## Supplied records

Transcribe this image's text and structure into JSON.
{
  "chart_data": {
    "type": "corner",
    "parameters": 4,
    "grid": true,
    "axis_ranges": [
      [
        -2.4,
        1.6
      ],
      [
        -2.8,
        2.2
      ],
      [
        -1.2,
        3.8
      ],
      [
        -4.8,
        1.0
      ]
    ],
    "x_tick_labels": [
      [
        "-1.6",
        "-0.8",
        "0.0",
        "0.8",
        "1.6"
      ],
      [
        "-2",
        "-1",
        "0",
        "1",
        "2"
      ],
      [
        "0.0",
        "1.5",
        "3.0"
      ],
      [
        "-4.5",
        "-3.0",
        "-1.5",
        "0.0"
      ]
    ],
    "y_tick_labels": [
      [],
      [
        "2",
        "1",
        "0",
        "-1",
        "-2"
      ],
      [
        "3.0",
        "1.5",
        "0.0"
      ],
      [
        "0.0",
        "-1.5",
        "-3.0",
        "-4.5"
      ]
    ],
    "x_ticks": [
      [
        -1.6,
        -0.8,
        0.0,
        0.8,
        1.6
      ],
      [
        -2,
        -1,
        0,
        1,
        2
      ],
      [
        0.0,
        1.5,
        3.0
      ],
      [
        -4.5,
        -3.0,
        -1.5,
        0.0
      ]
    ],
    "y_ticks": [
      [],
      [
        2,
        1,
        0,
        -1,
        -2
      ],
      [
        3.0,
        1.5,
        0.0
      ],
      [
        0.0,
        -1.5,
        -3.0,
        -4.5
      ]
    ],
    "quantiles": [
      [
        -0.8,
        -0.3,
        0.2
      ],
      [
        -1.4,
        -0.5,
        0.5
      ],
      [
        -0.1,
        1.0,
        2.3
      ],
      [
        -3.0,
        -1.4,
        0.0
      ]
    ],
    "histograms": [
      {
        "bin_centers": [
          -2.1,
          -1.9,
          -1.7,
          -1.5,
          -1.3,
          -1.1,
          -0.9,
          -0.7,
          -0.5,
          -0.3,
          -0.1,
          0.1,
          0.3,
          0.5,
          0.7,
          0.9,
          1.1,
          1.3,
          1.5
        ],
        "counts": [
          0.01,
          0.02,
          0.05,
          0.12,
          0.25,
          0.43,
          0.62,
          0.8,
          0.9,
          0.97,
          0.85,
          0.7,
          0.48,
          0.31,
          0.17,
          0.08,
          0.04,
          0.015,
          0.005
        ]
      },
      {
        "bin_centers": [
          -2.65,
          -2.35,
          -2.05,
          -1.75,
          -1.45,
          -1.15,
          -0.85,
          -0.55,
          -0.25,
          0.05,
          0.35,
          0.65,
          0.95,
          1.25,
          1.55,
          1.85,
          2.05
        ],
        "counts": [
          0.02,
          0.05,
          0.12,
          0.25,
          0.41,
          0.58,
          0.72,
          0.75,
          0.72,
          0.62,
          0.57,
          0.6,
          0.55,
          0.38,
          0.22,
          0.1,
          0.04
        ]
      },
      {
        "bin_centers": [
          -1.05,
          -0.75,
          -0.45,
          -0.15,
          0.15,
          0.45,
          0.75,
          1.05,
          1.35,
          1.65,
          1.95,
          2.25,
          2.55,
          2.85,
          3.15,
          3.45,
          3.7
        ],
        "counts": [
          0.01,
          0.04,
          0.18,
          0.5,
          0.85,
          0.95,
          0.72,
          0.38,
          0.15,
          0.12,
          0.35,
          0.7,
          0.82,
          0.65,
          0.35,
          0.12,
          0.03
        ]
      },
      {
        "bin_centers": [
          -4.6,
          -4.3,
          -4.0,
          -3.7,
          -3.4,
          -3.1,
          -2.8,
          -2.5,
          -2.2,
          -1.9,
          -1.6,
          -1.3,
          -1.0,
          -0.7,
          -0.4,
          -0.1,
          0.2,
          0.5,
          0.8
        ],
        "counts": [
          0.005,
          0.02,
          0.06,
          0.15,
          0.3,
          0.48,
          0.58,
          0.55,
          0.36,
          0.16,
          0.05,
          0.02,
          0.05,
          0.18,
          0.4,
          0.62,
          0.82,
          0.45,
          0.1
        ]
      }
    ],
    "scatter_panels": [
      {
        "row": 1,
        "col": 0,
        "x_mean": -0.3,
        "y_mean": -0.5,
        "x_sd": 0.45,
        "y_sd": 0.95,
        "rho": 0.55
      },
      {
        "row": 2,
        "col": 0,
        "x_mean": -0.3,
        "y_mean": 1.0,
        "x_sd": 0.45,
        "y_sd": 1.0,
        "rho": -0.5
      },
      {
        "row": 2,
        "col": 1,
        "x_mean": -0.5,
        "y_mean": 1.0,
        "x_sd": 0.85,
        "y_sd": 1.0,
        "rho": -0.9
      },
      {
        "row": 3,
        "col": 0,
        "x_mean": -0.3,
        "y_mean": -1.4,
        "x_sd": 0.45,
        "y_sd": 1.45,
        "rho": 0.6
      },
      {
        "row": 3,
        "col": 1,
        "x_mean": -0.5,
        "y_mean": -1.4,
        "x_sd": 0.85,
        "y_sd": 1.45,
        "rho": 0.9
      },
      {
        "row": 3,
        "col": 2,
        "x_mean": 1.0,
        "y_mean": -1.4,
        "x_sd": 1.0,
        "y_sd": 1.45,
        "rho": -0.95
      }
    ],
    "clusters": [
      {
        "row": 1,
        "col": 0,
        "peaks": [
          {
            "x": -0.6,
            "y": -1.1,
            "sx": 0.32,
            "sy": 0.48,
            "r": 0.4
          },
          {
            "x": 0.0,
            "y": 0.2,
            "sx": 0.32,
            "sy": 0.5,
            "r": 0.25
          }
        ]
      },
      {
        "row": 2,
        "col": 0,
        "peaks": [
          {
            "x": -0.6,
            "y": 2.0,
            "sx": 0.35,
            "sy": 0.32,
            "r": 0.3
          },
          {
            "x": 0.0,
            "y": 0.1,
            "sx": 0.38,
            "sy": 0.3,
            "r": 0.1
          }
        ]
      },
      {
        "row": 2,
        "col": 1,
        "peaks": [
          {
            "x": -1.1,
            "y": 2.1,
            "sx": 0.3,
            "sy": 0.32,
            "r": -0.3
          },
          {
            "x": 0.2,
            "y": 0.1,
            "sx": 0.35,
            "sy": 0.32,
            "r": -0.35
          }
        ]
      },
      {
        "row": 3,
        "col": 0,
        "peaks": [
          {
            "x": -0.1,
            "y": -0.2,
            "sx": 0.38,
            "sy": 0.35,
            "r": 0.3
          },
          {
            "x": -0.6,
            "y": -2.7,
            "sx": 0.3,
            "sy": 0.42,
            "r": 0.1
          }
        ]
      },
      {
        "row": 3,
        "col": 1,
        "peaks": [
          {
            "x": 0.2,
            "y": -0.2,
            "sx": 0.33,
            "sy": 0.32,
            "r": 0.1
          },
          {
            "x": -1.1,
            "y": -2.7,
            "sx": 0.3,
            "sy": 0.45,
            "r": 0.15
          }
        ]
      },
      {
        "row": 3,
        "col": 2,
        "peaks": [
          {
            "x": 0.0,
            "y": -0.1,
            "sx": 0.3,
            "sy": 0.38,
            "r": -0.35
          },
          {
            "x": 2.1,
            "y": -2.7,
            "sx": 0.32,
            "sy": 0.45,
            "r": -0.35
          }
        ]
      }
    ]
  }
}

## Task prompt
Extract every record. Keep wording exact.

## Solution to the exercise
Transcribe this image's text and structure into JSON.
{
  "chart_data": {
    "type": "corner",
    "parameters": 4,
    "grid": true,
    "axis_ranges": [
      [
        -2.4,
        1.6
      ],
      [
        -2.8,
        2.2
      ],
      [
        -1.2,
        3.8
      ],
      [
        -4.8,
        1.0
      ]
    ],
    "x_tick_labels": [
      [
        "-1.6",
        "-0.8",
        "0.0",
        "0.8",
        "1.6"
      ],
      [
        "-2",
        "-1",
        "0",
        "1",
        "2"
      ],
      [
        "0.0",
        "1.5",
        "3.0"
      ],
      [
        "-4.5",
        "-3.0",
        "-1.5",
        "0.0"
      ]
    ],
    "y_tick_labels": [
      [],
      [
        "2",
        "1",
        "0",
        "-1",
        "-2"
      ],
      [
        "3.0",
        "1.5",
        "0.0"
      ],
      [
        "0.0",
        "-1.5",
        "-3.0",
        "-4.5"
      ]
    ],
    "x_ticks": [
      [
        -1.6,
        -0.8,
        0.0,
        0.8,
        1.6
      ],
      [
        -2,
        -1,
        0,
        1,
        2
      ],
      [
        0.0,
        1.5,
        3.0
      ],
      [
        -4.5,
        -3.0,
        -1.5,
        0.0
      ]
    ],
    "y_ticks": [
      [],
      [
        2,
        1,
        0,
        -1,
        -2
      ],
      [
        3.0,
        1.5,
        0.0
      ],
      [
        0.0,
        -1.5,
        -3.0,
        -4.5
      ]
    ],
    "quantiles": [
      [
        -0.8,
        -0.3,
        0.2
      ],
      [
        -1.4,
        -0.5,
        0.5
      ],
      [
        -0.1,
        1.0,
        2.3
      ],
      [
        -3.0,
        -1.4,
        0.0
      ]
    ],
    "histograms": [
      {
        "bin_centers": [
          -2.1,
          -1.9,
          -1.7,
          -1.5,
          -1.3,
          -1.1,
          -0.9,
          -0.7,
          -0.5,
          -0.3,
          -0.1,
          0.1,
          0.3,
          0.5,
          0.7,
          0.9,
          1.1,
          1.3,
          1.5
        ],
        "counts": [
          0.01,
          0.02,
          0.05,
          0.12,
          0.25,
          0.43,
          0.62,
          0.8,
          0.9,
          0.97,
          0.85,
          0.7,
          0.48,
          0.31,
          0.17,
          0.08,
          0.04,
          0.015,
          0.005
        ]
      },
      {
        "bin_centers": [
          -2.65,
          -2.35,
          -2.05,
          -1.75,
          -1.45,
          -1.15,
          -0.85,
          -0.55,
          -0.25,
          0.05,
          0.35,
          0.65,
          0.95,
          1.25,
          1.55,
          1.85,
          2.05
        ],
        "counts": [
          0.02,
          0.05,
          0.12,
          0.25,
          0.41,
          0.58,
          0.72,
          0.75,
          0.72,
          0.62,
          0.57,
          0.6,
          0.55,
          0.38,
          0.22,
          0.1,
          0.04
        ]
      },
      {
        "bin_centers": [
          -1.05,
          -0.75,
          -0.45,
          -0.15,
          0.15,
          0.45,
          0.75,
          1.05,
          1.35,
          1.65,
          1.95,
          2.25,
          2.55,
          2.85,
          3.15,
          3.45,
          3.7
        ],
        "counts": [
          0.01,
          0.04,
          0.18,
          0.5,
          0.85,
          0.95,
          0.72,
          0.38,
          0.15,
          0.12,
          0.35,
          0.7,
          0.82,
          0.65,
          0.35,
          0.12,
          0.03
        ]
      },
      {
        "bin_centers": [
          -4.6,
          -4.3,
          -4.0,
          -3.7,
          -3.4,
          -3.1,
          -2.8,
          -2.5,
          -2.2,
          -1.9,
          -1.6,
          -1.3,
          -1.0,
          -0.7,
          -0.4,
          -0.1,
          0.2,
          0.5,
          0.8
        ],
        "counts": [
          0.005,
          0.02,
          0.06,
          0.15,
          0.3,
          0.48,
          0.58,
          0.55,
          0.36,
          0.16,
          0.05,
          0.02,
          0.05,
          0.18,
          0.4,
          0.62,
          0.82,
          0.45,
          0.1
        ]
      }
    ],
    "scatter_panels": [
      {
        "row": 1,
        "col": 0,
        "x_mean": -0.3,
        "y_mean": -0.5,
        "x_sd": 0.45,
        "y_sd": 0.95,
        "rho": 0.55
      },
      {
        "row": 2,
        "col": 0,
        "x_mean": -0.3,
        "y_mean": 1.0,
        "x_sd": 0.45,
        "y_sd": 1.0,
        "rho": -0.5
      },
      {
        "row": 2,
        "col": 1,
        "x_mean": -0.5,
        "y_mean": 1.0,
        "x_sd": 0.85,
        "y_sd": 1.0,
        "rho": -0.9
      },
      {
        "row": 3,
        "col": 0,
        "x_mean": -0.3,
        "y_mean": -1.4,
        "x_sd": 0.45,
        "y_sd": 1.45,
        "rho": 0.6
      },
      {
        "row": 3,
        "col": 1,
        "x_mean": -0.5,
        "y_mean": -1.4,
        "x_sd": 0.85,
        "y_sd": 1.45,
        "rho": 0.9
      },
      {
        "row": 3,
        "col": 2,
        "x_mean": 1.0,
        "y_mean": -1.4,
        "x_sd": 1.0,
        "y_sd": 1.45,
        "rho": -0.95
      }
    ],
    "clusters": [
      {
        "row": 1,
        "col": 0,
        "peaks": [
          {
            "x": -0.6,
            "y": -1.1,
            "sx": 0.32,
            "sy": 0.48,
            "r": 0.4
          },
          {
            "x": 0.0,
            "y": 0.2,
            "sx": 0.32,
            "sy": 0.5,
            "r": 0.25
          }
        ]
      },
      {
        "row": 2,
        "col": 0,
        "peaks": [
          {
            "x": -0.6,
            "y": 2.0,
            "sx": 0.35,
            "sy": 0.32,
            "r": 0.3
          },
          {
            "x": 0.0,
            "y": 0.1,
            "sx": 0.38,
            "sy": 0.3,
            "r": 0.1
          }
        ]
      },
      {
        "row": 2,
        "col": 1,
        "peaks": [
          {
            "x": -1.1,
            "y": 2.1,
            "sx": 0.3,
            "sy": 0.32,
            "r": -0.3
          },
          {
            "x": 0.2,
            "y": 0.1,
            "sx": 0.35,
            "sy": 0.32,
            "r": -0.35
          }
        ]
      },
      {
        "row": 3,
        "col": 0,
        "peaks": [
          {
            "x": -0.1,
            "y": -0.2,
            "sx": 0.38,
            "sy": 0.35,
            "r": 0.3
          },
          {
            "x": -0.6,
            "y": -2.7,
            "sx": 0.3,
            "sy": 0.42,
            "r": 0.1
          }
        ]
      },
      {
        "row": 3,
        "col": 1,
        "peaks": [
          {
            "x": 0.2,
            "y": -0.2,
            "sx": 0.33,
            "sy": 0.32,
            "r": 0.1
          },
          {
            "x": -1.1,
            "y": -2.7,
            "sx": 0.3,
            "sy": 0.45,
            "r": 0.15
          }
        ]
      },
      {
        "row": 3,
        "col": 2,
        "peaks": [
          {
            "x": 0.0,
            "y": -0.1,
            "sx": 0.3,
            "sy": 0.38,
            "r": -0.35
          },
          {
            "x": 2.1,
            "y": -2.7,
            "sx": 0.32,
            "sy": 0.45,
            "r": -0.35
          }
        ]
      }
    ]
  }
}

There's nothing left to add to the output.